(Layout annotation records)
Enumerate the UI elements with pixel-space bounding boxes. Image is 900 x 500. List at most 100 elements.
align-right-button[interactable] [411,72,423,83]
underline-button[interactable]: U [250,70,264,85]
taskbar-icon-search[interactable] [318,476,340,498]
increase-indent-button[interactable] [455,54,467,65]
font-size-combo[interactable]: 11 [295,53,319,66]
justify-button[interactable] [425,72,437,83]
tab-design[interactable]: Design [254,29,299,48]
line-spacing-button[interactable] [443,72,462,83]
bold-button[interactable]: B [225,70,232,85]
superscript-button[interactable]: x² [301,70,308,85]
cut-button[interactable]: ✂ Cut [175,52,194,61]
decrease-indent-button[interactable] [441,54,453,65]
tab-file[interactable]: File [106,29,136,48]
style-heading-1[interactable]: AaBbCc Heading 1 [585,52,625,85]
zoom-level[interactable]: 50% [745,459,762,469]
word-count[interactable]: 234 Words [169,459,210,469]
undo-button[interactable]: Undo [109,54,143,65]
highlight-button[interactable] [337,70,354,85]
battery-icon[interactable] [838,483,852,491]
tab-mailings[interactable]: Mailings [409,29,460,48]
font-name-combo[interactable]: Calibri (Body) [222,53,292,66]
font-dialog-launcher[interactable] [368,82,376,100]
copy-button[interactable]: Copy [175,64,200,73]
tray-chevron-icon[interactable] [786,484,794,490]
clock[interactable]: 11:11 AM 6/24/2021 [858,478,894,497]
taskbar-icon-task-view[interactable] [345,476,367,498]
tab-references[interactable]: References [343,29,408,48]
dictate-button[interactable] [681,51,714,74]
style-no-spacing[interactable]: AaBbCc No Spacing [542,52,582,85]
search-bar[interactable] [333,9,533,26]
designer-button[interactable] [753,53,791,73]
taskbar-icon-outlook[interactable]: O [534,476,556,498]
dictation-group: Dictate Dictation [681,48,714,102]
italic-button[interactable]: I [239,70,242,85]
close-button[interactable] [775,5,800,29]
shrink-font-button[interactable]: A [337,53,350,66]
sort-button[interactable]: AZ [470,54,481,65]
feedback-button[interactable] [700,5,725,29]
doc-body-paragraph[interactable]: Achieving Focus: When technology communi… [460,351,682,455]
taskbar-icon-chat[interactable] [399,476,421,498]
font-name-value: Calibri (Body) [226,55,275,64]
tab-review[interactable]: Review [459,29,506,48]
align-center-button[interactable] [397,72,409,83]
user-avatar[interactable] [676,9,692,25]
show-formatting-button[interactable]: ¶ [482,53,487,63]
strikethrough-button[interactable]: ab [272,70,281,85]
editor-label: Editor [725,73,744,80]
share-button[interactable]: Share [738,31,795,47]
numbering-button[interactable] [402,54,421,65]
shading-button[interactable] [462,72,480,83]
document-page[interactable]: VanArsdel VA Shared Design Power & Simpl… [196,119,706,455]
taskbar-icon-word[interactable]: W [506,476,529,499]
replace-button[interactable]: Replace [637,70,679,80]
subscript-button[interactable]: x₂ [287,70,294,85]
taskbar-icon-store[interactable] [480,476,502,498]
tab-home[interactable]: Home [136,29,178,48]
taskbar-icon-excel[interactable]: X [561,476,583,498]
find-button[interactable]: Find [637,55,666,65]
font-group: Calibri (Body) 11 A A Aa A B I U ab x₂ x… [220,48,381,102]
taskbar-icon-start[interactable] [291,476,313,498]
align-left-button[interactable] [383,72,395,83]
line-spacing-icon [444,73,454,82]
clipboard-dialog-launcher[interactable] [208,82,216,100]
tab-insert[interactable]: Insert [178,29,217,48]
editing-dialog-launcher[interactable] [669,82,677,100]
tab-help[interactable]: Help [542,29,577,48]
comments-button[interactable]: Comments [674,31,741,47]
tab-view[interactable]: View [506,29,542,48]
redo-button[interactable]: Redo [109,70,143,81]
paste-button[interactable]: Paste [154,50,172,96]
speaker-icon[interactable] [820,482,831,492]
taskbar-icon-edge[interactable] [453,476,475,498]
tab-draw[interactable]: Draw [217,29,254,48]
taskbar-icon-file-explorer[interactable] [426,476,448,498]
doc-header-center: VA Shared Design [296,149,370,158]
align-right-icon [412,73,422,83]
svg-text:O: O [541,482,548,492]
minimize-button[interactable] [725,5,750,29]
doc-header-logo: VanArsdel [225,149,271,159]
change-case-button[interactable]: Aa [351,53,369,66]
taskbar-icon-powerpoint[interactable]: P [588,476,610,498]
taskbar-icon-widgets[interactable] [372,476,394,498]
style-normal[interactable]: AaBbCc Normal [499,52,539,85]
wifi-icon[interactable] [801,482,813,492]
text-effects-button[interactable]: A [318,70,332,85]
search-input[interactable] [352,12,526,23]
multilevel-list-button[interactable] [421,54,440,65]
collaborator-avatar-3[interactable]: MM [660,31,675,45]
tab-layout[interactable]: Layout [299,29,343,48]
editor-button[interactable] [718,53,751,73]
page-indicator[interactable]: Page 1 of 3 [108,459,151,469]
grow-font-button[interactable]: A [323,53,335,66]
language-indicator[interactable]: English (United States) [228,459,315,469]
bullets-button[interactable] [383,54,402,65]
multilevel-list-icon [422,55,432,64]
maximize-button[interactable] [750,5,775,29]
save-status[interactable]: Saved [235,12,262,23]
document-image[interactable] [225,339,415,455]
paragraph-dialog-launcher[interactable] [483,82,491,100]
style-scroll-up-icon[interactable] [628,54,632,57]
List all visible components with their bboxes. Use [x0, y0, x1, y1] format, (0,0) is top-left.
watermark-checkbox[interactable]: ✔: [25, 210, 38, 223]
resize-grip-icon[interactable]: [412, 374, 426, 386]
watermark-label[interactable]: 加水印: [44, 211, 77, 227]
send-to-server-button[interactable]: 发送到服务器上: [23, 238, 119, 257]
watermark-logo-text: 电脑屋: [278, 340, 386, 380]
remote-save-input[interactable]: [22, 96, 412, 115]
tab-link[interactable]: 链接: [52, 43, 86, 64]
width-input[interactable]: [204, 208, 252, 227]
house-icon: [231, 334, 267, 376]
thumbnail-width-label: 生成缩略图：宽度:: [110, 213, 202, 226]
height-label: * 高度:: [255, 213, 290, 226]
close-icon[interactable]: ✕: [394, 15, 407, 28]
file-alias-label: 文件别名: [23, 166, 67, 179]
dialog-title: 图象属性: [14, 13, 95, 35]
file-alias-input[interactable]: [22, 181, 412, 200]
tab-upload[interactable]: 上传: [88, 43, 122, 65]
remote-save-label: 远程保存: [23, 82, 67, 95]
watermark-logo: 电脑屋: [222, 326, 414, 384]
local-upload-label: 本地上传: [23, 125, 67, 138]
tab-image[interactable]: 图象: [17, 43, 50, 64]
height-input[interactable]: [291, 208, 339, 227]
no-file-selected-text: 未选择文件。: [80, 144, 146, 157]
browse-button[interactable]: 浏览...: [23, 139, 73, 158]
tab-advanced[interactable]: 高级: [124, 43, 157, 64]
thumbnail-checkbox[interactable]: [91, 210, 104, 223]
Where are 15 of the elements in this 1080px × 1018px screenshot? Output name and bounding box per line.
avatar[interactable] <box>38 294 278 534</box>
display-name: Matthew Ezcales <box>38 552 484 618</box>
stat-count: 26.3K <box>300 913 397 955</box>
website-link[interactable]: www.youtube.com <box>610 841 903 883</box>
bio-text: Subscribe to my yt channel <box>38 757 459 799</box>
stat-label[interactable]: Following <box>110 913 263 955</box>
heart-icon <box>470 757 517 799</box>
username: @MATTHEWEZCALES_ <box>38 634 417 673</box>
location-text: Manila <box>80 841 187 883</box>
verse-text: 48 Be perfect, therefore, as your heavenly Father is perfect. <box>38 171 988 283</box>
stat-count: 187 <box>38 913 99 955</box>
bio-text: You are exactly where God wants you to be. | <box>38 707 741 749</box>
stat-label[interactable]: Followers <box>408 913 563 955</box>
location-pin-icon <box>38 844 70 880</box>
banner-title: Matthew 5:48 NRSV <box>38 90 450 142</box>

#### WHAT YOU SHOULD DO:
In everything from the start of the records down to the line containing "word-count[interactable]: 234 Words", swap "Enumerate" for "List" and leave the rest as it is.

#### CORRECT RESPONSE:
List the UI elements with pixel-space bounding boxes. Image is 900 x 500. List at most 100 elements.
align-right-button[interactable] [411,72,423,83]
underline-button[interactable]: U [250,70,264,85]
taskbar-icon-search[interactable] [318,476,340,498]
increase-indent-button[interactable] [455,54,467,65]
font-size-combo[interactable]: 11 [295,53,319,66]
justify-button[interactable] [425,72,437,83]
tab-design[interactable]: Design [254,29,299,48]
line-spacing-button[interactable] [443,72,462,83]
bold-button[interactable]: B [225,70,232,85]
superscript-button[interactable]: x² [301,70,308,85]
cut-button[interactable]: ✂ Cut [175,52,194,61]
decrease-indent-button[interactable] [441,54,453,65]
tab-file[interactable]: File [106,29,136,48]
style-heading-1[interactable]: AaBbCc Heading 1 [585,52,625,85]
zoom-level[interactable]: 50% [745,459,762,469]
word-count[interactable]: 234 Words [169,459,210,469]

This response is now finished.